WORK TO DO: Return the data exactly, with all pictures removed.
↓↓↓
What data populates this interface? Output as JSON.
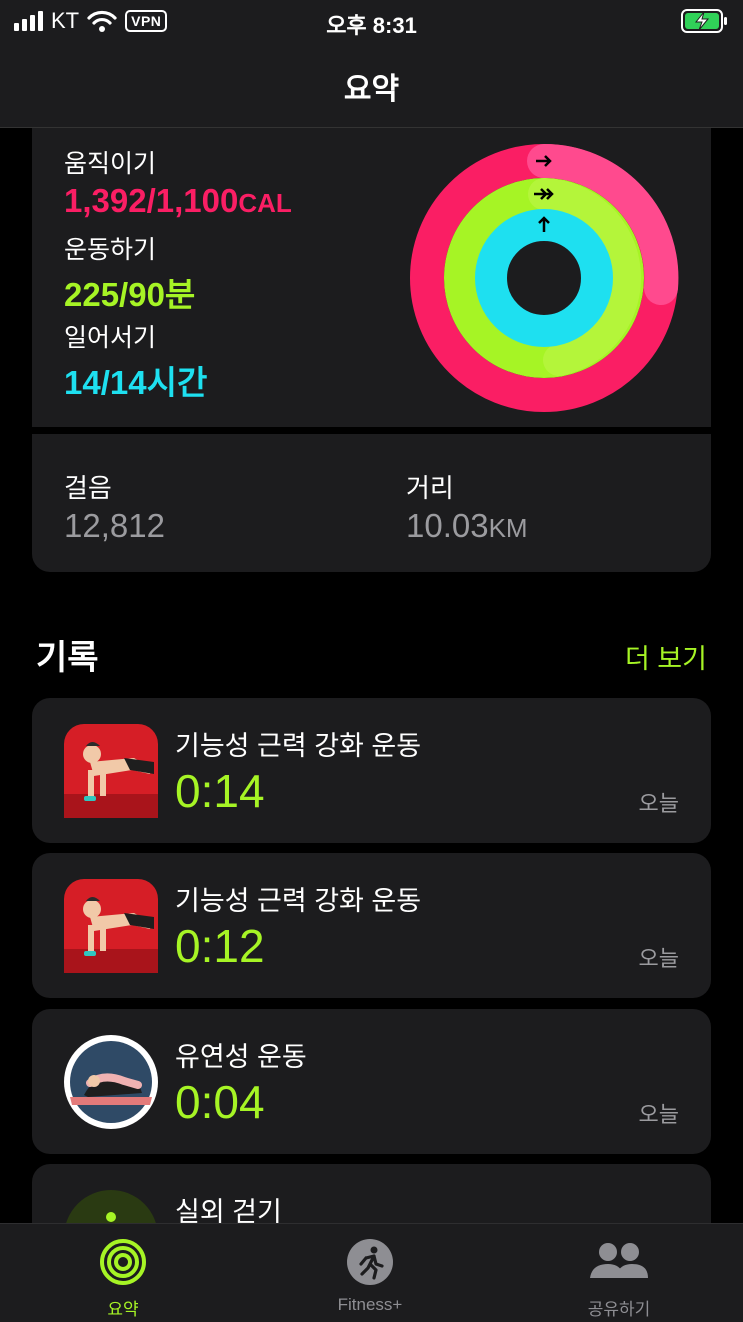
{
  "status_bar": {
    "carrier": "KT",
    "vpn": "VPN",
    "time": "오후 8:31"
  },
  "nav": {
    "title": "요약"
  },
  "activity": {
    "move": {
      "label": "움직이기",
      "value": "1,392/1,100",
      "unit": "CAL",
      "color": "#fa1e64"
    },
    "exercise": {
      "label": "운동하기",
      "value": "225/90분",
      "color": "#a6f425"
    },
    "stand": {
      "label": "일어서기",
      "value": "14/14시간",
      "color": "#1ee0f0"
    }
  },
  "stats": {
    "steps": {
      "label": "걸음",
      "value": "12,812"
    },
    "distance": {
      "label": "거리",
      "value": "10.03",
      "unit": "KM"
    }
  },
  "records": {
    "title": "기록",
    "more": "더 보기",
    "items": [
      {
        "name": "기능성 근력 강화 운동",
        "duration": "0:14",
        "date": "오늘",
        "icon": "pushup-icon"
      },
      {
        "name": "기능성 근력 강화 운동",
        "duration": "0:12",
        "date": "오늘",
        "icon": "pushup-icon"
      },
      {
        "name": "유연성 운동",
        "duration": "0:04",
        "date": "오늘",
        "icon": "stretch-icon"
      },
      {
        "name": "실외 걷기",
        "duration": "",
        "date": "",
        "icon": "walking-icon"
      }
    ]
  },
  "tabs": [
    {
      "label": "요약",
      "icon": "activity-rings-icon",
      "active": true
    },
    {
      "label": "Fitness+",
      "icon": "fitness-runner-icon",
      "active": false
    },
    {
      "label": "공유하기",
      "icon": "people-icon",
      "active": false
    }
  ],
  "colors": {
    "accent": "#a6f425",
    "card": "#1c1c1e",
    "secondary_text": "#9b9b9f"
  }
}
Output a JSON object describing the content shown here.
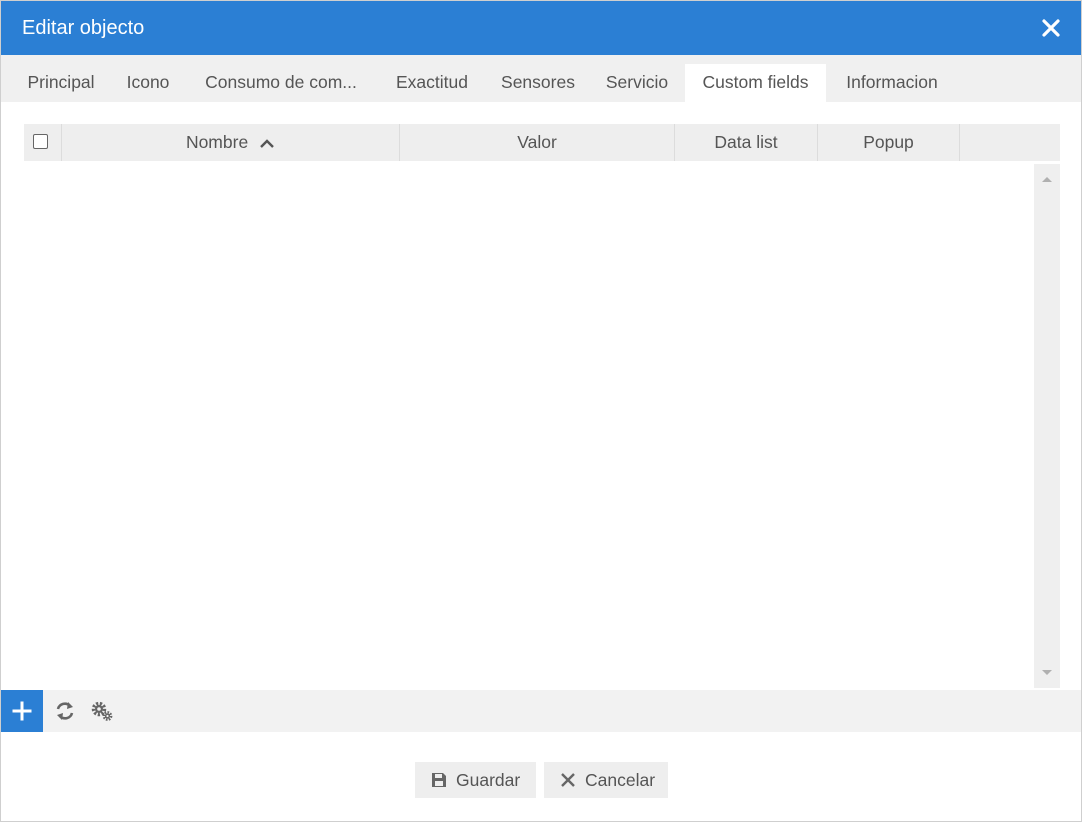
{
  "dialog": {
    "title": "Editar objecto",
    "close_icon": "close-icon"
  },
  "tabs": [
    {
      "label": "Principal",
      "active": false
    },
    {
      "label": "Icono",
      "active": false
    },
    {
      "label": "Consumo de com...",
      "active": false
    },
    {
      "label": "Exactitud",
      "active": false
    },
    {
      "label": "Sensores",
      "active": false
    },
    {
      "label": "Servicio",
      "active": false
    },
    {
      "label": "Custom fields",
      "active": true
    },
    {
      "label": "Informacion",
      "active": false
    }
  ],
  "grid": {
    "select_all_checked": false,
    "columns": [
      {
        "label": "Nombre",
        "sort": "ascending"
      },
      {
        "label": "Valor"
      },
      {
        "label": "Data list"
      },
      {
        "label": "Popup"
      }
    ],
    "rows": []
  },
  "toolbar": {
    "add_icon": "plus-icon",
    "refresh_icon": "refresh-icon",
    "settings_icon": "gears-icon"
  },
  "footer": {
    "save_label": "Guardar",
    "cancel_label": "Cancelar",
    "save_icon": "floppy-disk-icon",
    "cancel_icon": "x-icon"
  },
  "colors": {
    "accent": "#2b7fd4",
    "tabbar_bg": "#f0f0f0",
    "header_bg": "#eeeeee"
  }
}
↑↑↑
EXERCISE SOLUTION:
What data populates this interface? Output as JSON.
{
  "status_bar": {
    "carrier": "KT",
    "vpn": "VPN",
    "time": "오후 8:31"
  },
  "nav": {
    "title": "요약"
  },
  "activity": {
    "move": {
      "label": "움직이기",
      "value": "1,392/1,100",
      "unit": "CAL",
      "color": "#fa1e64"
    },
    "exercise": {
      "label": "운동하기",
      "value": "225/90분",
      "color": "#a6f425"
    },
    "stand": {
      "label": "일어서기",
      "value": "14/14시간",
      "color": "#1ee0f0"
    }
  },
  "stats": {
    "steps": {
      "label": "걸음",
      "value": "12,812"
    },
    "distance": {
      "label": "거리",
      "value": "10.03",
      "unit": "KM"
    }
  },
  "records": {
    "title": "기록",
    "more": "더 보기",
    "items": [
      {
        "name": "기능성 근력 강화 운동",
        "duration": "0:14",
        "date": "오늘",
        "icon": "pushup-icon"
      },
      {
        "name": "기능성 근력 강화 운동",
        "duration": "0:12",
        "date": "오늘",
        "icon": "pushup-icon"
      },
      {
        "name": "유연성 운동",
        "duration": "0:04",
        "date": "오늘",
        "icon": "stretch-icon"
      },
      {
        "name": "실외 걷기",
        "duration": "",
        "date": "",
        "icon": "walking-icon"
      }
    ]
  },
  "tabs": [
    {
      "label": "요약",
      "icon": "activity-rings-icon",
      "active": true
    },
    {
      "label": "Fitness+",
      "icon": "fitness-runner-icon",
      "active": false
    },
    {
      "label": "공유하기",
      "icon": "people-icon",
      "active": false
    }
  ],
  "colors": {
    "accent": "#a6f425",
    "card": "#1c1c1e",
    "secondary_text": "#9b9b9f"
  }
}
Output a JSON object describing the content shown here.
{
  "dialog": {
    "title": "Editar objecto",
    "close_icon": "close-icon"
  },
  "tabs": [
    {
      "label": "Principal",
      "active": false
    },
    {
      "label": "Icono",
      "active": false
    },
    {
      "label": "Consumo de com...",
      "active": false
    },
    {
      "label": "Exactitud",
      "active": false
    },
    {
      "label": "Sensores",
      "active": false
    },
    {
      "label": "Servicio",
      "active": false
    },
    {
      "label": "Custom fields",
      "active": true
    },
    {
      "label": "Informacion",
      "active": false
    }
  ],
  "grid": {
    "select_all_checked": false,
    "columns": [
      {
        "label": "Nombre",
        "sort": "ascending"
      },
      {
        "label": "Valor"
      },
      {
        "label": "Data list"
      },
      {
        "label": "Popup"
      }
    ],
    "rows": []
  },
  "toolbar": {
    "add_icon": "plus-icon",
    "refresh_icon": "refresh-icon",
    "settings_icon": "gears-icon"
  },
  "footer": {
    "save_label": "Guardar",
    "cancel_label": "Cancelar",
    "save_icon": "floppy-disk-icon",
    "cancel_icon": "x-icon"
  },
  "colors": {
    "accent": "#2b7fd4",
    "tabbar_bg": "#f0f0f0",
    "header_bg": "#eeeeee"
  }
}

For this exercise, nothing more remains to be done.